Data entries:
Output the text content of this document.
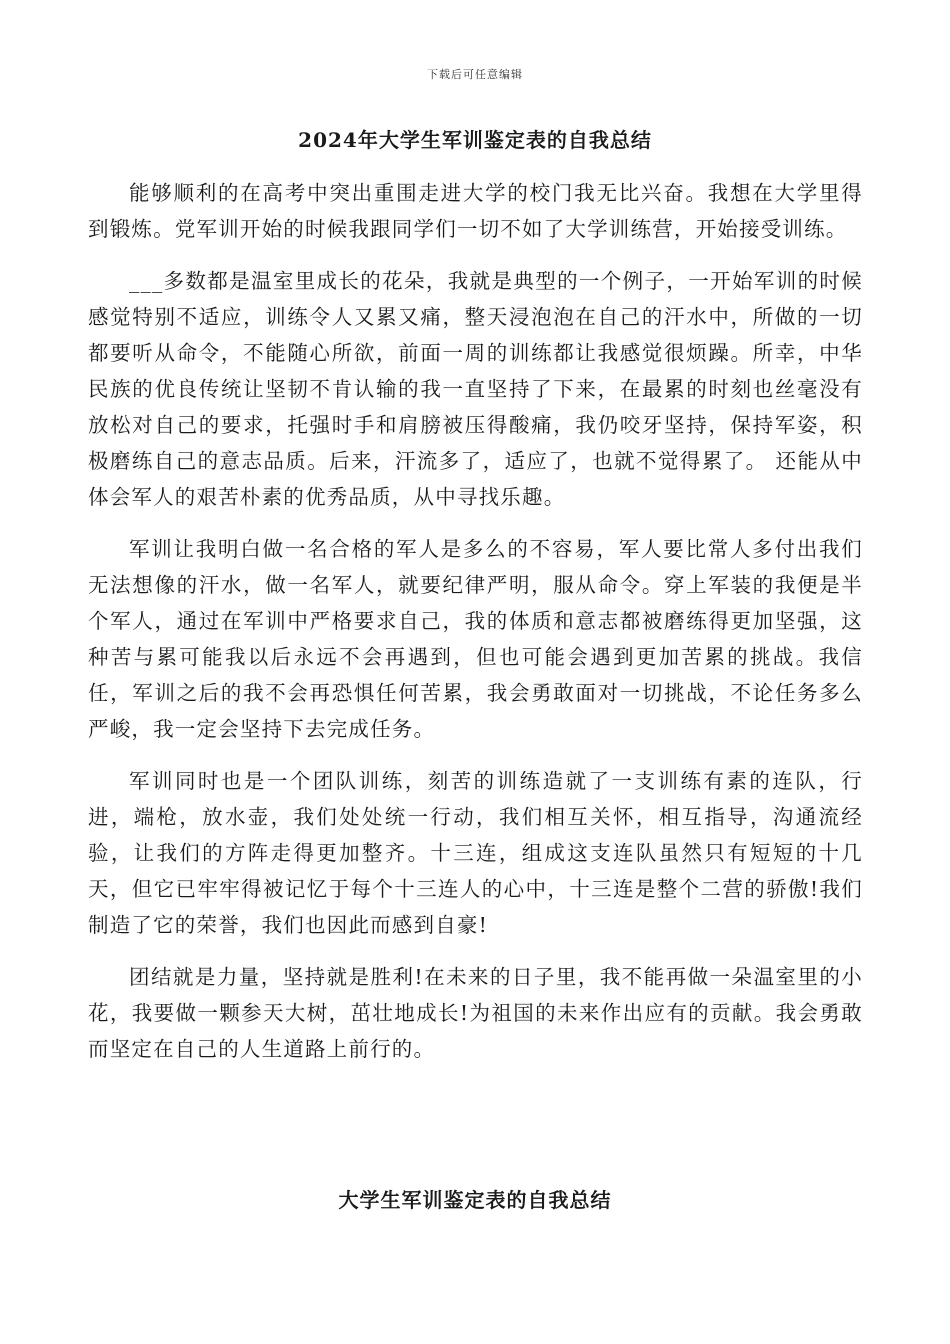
下载后可任意编辑
2024年大学生军训鉴定表的自我总结

能够顺利的在高考中突出重围走进大学的校门我无比兴奋。我想在大学里得到锻炼。党军训开始的时候我跟同学们一切不如了大学训练营，开始接受训练。

___多数都是温室里成长的花朵，我就是典型的一个例子，一开始军训的时候感觉特别不适应，训练令人又累又痛，整天浸泡泡在自己的汗水中，所做的一切都要听从命令，不能随心所欲，前面一周的训练都让我感觉很烦躁。所幸，中华民族的优良传统让坚韧不肯认输的我一直坚持了下来，在最累的时刻也丝毫没有放松对自己的要求，托强时手和肩膀被压得酸痛，我仍咬牙坚持，保持军姿，积极磨练自己的意志品质。后来，汗流多了，适应了，也就不觉得累了。 还能从中体会军人的艰苦朴素的优秀品质，从中寻找乐趣。

军训让我明白做一名合格的军人是多么的不容易，军人要比常人多付出我们无法想像的汗水，做一名军人，就要纪律严明，服从命令。穿上军装的我便是半个军人，通过在军训中严格要求自己，我的体质和意志都被磨练得更加坚强，这种苦与累可能我以后永远不会再遇到，但也可能会遇到更加苦累的挑战。我信任，军训之后的我不会再恐惧任何苦累，我会勇敢面对一切挑战，不论任务多么严峻，我一定会坚持下去完成任务。

军训同时也是一个团队训练，刻苦的训练造就了一支训练有素的连队，行进，端枪，放水壶，我们处处统一行动，我们相互关怀，相互指导，沟通流经验，让我们的方阵走得更加整齐。十三连，组成这支连队虽然只有短短的十几天，但它已牢牢得被记忆于每个十三连人的心中，十三连是整个二营的骄傲!我们制造了它的荣誉，我们也因此而感到自豪!

团结就是力量，坚持就是胜利!在未来的日子里，我不能再做一朵温室里的小花，我要做一颗参天大树，茁壮地成长!为祖国的未来作出应有的贡献。我会勇敢而坚定在自己的人生道路上前行的。

大学生军训鉴定表的自我总结
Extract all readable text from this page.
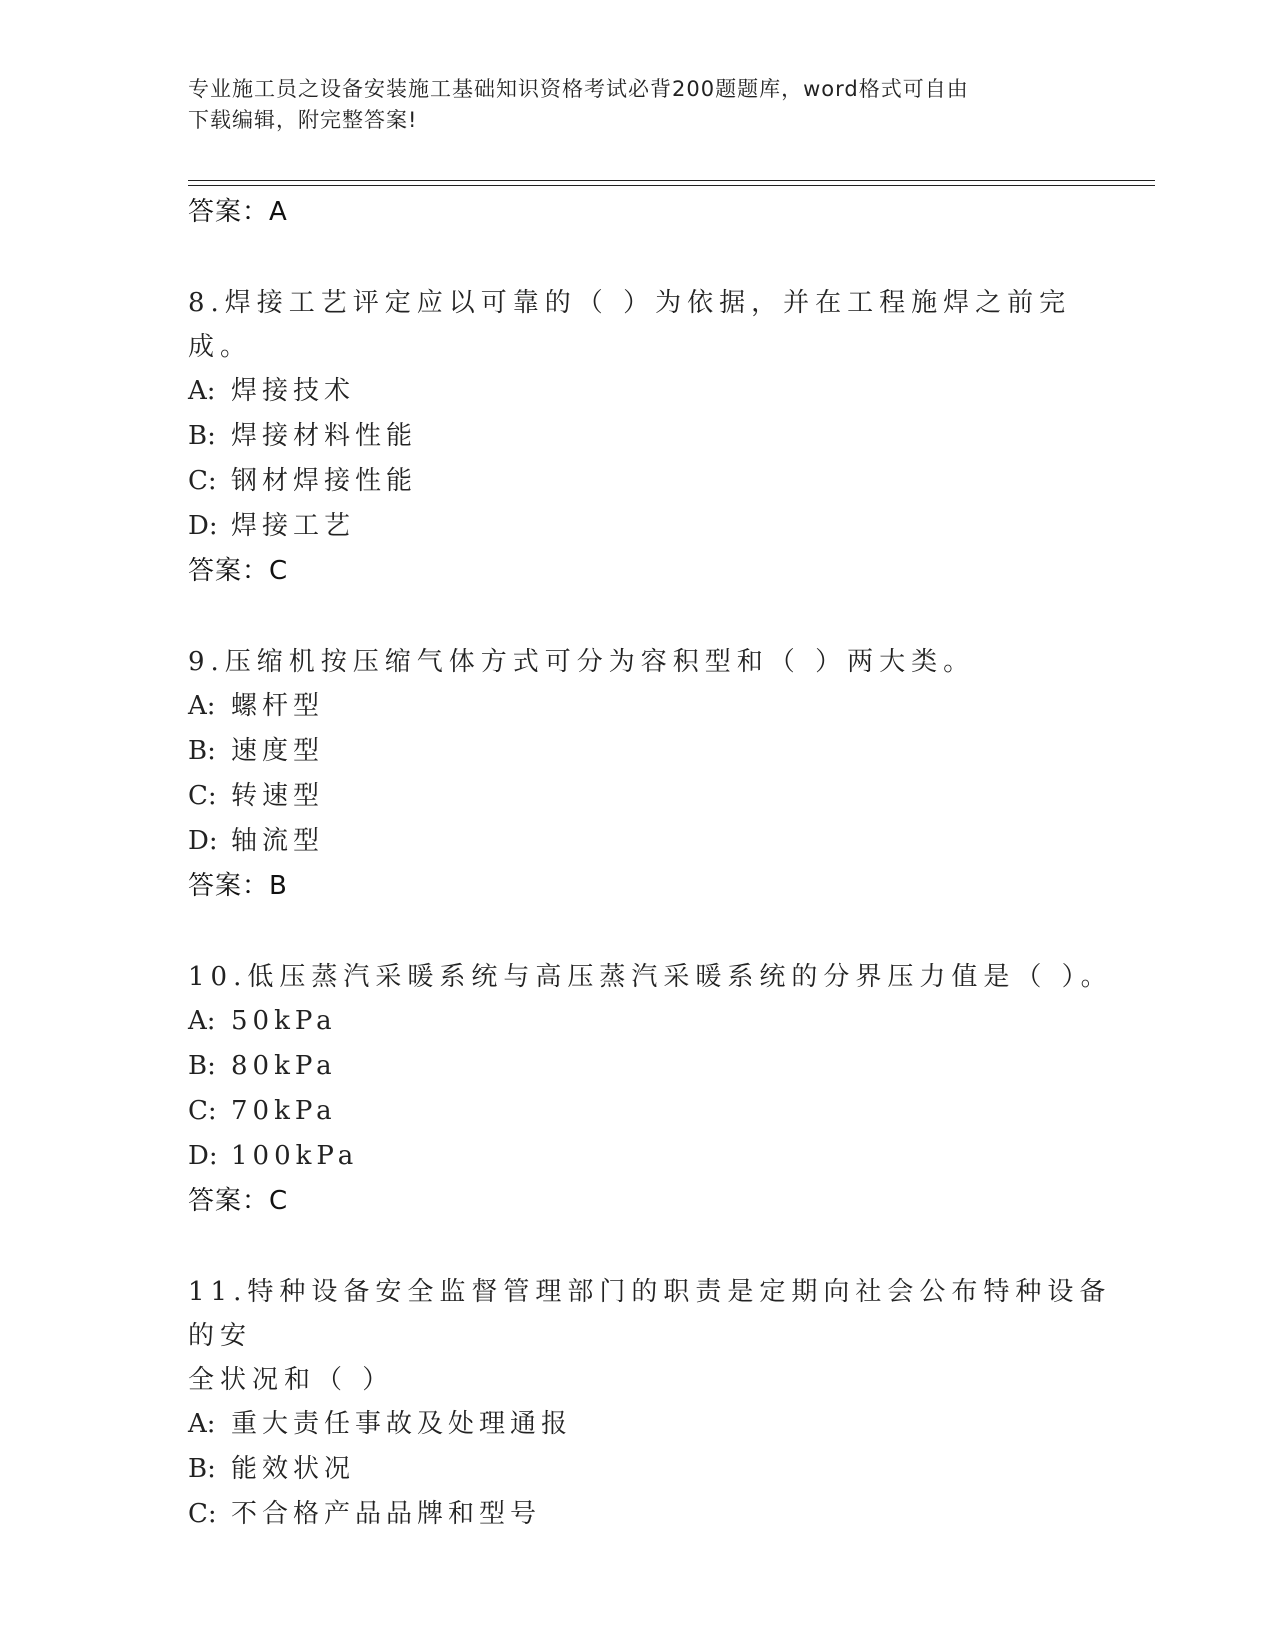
专业施工员之设备安装施工基础知识资格考试必背200题题库，word格式可自由
下载编辑，附完整答案!
答案：A
8.焊接工艺评定应以可靠的（ ）为依据，并在工程施焊之前完成。
A: 焊接技术
B: 焊接材料性能
C: 钢材焊接性能
D: 焊接工艺
答案：C
9.压缩机按压缩气体方式可分为容积型和（ ）两大类。
A: 螺杆型
B: 速度型
C: 转速型
D: 轴流型
答案：B
10.低压蒸汽采暖系统与高压蒸汽采暖系统的分界压力值是（ ）。
A: 50kPa
B: 80kPa
C: 70kPa
D: 100kPa
答案：C
11.特种设备安全监督管理部门的职责是定期向社会公布特种设备的安
全状况和（ ）
A: 重大责任事故及处理通报
B: 能效状况
C: 不合格产品品牌和型号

(Objective) Transcribe the listing in full and omit the pictures.

(Response)
Output the text content of this document.
下载后可任意编辑
2024年大学生军训鉴定表的自我总结

能够顺利的在高考中突出重围走进大学的校门我无比兴奋。我想在大学里得到锻炼。党军训开始的时候我跟同学们一切不如了大学训练营，开始接受训练。

___多数都是温室里成长的花朵，我就是典型的一个例子，一开始军训的时候感觉特别不适应，训练令人又累又痛，整天浸泡泡在自己的汗水中，所做的一切都要听从命令，不能随心所欲，前面一周的训练都让我感觉很烦躁。所幸，中华民族的优良传统让坚韧不肯认输的我一直坚持了下来，在最累的时刻也丝毫没有放松对自己的要求，托强时手和肩膀被压得酸痛，我仍咬牙坚持，保持军姿，积极磨练自己的意志品质。后来，汗流多了，适应了，也就不觉得累了。 还能从中体会军人的艰苦朴素的优秀品质，从中寻找乐趣。

军训让我明白做一名合格的军人是多么的不容易，军人要比常人多付出我们无法想像的汗水，做一名军人，就要纪律严明，服从命令。穿上军装的我便是半个军人，通过在军训中严格要求自己，我的体质和意志都被磨练得更加坚强，这种苦与累可能我以后永远不会再遇到，但也可能会遇到更加苦累的挑战。我信任，军训之后的我不会再恐惧任何苦累，我会勇敢面对一切挑战，不论任务多么严峻，我一定会坚持下去完成任务。

军训同时也是一个团队训练，刻苦的训练造就了一支训练有素的连队，行进，端枪，放水壶，我们处处统一行动，我们相互关怀，相互指导，沟通流经验，让我们的方阵走得更加整齐。十三连，组成这支连队虽然只有短短的十几天，但它已牢牢得被记忆于每个十三连人的心中，十三连是整个二营的骄傲!我们制造了它的荣誉，我们也因此而感到自豪!

团结就是力量，坚持就是胜利!在未来的日子里，我不能再做一朵温室里的小花，我要做一颗参天大树，茁壮地成长!为祖国的未来作出应有的贡献。我会勇敢而坚定在自己的人生道路上前行的。

大学生军训鉴定表的自我总结
Extract all readable text from this page.
专业施工员之设备安装施工基础知识资格考试必背200题题库，word格式可自由
下载编辑，附完整答案!
答案：A
8.焊接工艺评定应以可靠的（ ）为依据，并在工程施焊之前完成。
A: 焊接技术
B: 焊接材料性能
C: 钢材焊接性能
D: 焊接工艺
答案：C
9.压缩机按压缩气体方式可分为容积型和（ ）两大类。
A: 螺杆型
B: 速度型
C: 转速型
D: 轴流型
答案：B
10.低压蒸汽采暖系统与高压蒸汽采暖系统的分界压力值是（ ）。
A: 50kPa
B: 80kPa
C: 70kPa
D: 100kPa
答案：C
11.特种设备安全监督管理部门的职责是定期向社会公布特种设备的安
全状况和（ ）
A: 重大责任事故及处理通报
B: 能效状况
C: 不合格产品品牌和型号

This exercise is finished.